Stated exercise
Each line of the material must be returned exactly.

Stored records
--- Start ---

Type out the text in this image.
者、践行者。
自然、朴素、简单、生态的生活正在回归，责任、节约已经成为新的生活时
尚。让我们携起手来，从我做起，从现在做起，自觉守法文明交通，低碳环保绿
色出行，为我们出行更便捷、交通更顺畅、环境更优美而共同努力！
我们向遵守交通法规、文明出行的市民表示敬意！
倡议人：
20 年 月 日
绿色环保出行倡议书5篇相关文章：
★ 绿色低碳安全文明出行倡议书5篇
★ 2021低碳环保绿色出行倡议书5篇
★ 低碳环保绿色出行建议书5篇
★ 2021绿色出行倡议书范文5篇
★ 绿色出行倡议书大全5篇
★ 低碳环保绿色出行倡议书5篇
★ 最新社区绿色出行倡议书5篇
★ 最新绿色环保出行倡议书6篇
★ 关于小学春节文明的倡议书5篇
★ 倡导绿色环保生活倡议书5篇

--- End ---

Task solution
Type out the text in this image.
者、践行者。
自然、朴素、简单、生态的生活正在回归，责任、节约已经成为新的生活时
尚。让我们携起手来，从我做起，从现在做起，自觉守法文明交通，低碳环保绿
色出行，为我们出行更便捷、交通更顺畅、环境更优美而共同努力！
我们向遵守交通法规、文明出行的市民表示敬意！
倡议人：
20 年 月 日
绿色环保出行倡议书5篇相关文章：
★ 绿色低碳安全文明出行倡议书5篇
★ 2021低碳环保绿色出行倡议书5篇
★ 低碳环保绿色出行建议书5篇
★ 2021绿色出行倡议书范文5篇
★ 绿色出行倡议书大全5篇
★ 低碳环保绿色出行倡议书5篇
★ 最新社区绿色出行倡议书5篇
★ 最新绿色环保出行倡议书6篇
★ 关于小学春节文明的倡议书5篇
★ 倡导绿色环保生活倡议书5篇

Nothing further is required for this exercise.